> _TASK OBJECTIVE_:
Of all the lines here, how many include the string "neto"? Answer with the number only.

═══ DATA SHOWN ═══

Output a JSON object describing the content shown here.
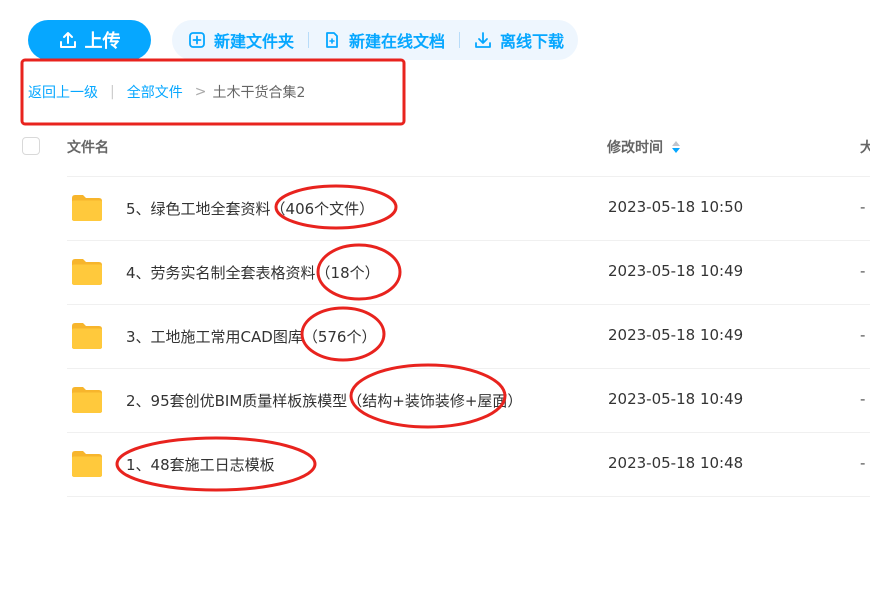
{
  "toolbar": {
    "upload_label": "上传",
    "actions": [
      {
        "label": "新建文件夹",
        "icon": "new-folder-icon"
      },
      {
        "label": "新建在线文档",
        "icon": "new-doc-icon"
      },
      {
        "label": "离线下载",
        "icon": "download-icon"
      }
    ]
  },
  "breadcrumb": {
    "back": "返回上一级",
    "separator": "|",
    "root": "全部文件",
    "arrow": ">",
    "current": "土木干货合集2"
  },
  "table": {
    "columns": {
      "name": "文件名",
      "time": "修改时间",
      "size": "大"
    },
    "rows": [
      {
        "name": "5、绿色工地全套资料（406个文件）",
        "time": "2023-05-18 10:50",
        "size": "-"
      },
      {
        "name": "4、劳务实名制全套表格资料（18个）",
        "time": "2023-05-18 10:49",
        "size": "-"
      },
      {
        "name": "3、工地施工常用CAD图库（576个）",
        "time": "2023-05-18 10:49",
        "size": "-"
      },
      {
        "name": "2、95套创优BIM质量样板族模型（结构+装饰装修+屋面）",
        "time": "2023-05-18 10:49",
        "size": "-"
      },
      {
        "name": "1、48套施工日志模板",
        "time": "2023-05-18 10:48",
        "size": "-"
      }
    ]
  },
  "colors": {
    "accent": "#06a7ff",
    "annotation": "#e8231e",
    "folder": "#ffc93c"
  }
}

═══
═══ DATA SHOWN ═══

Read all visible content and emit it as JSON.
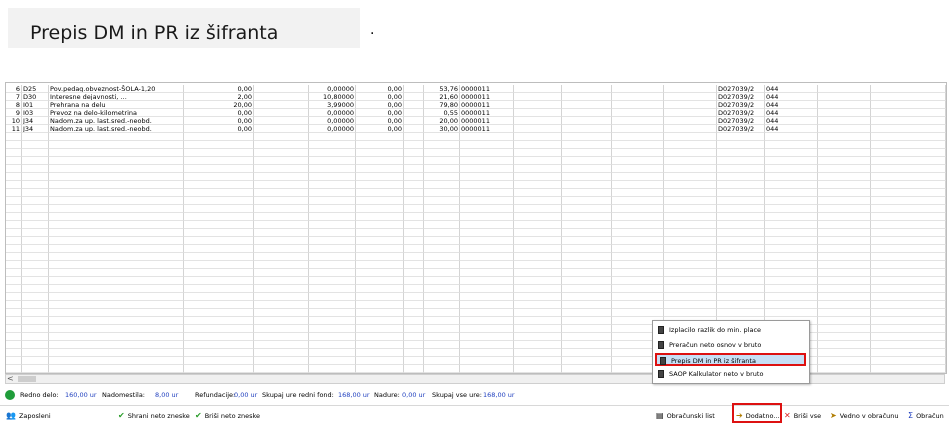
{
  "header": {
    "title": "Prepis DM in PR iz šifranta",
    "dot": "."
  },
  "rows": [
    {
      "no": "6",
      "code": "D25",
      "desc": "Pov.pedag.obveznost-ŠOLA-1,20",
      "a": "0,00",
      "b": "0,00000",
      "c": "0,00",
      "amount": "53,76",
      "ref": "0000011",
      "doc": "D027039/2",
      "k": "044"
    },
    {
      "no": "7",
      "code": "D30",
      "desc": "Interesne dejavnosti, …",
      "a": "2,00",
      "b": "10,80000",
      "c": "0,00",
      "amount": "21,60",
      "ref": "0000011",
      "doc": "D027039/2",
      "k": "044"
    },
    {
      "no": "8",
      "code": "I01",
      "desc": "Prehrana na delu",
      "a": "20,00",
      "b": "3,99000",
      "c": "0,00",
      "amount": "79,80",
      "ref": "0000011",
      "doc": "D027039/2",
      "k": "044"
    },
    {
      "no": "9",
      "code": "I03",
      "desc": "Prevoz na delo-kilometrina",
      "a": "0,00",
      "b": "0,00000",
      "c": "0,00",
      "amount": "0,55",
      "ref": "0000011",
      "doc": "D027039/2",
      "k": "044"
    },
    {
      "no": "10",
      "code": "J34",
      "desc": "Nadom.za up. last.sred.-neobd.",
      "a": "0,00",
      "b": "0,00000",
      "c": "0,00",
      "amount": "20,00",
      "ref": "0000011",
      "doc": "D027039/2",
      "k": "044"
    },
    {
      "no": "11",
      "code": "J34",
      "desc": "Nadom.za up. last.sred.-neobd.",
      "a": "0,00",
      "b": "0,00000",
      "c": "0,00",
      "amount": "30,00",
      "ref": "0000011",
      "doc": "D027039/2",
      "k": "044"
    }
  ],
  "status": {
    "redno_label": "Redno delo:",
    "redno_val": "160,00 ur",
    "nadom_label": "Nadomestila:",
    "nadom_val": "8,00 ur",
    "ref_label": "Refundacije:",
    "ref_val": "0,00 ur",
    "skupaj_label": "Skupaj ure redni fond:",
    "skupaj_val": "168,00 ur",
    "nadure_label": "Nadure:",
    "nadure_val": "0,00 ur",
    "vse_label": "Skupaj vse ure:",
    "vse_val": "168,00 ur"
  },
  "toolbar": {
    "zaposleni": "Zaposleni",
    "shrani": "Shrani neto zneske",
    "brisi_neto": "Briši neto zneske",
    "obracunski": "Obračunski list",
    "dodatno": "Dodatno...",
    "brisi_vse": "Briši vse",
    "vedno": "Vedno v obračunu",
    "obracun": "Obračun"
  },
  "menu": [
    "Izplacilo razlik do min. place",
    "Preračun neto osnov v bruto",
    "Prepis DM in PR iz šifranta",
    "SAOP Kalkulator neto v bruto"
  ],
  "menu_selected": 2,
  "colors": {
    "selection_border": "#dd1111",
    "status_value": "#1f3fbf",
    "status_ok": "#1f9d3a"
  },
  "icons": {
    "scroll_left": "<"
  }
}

═══

> _FINISHED EXERCISE_:
4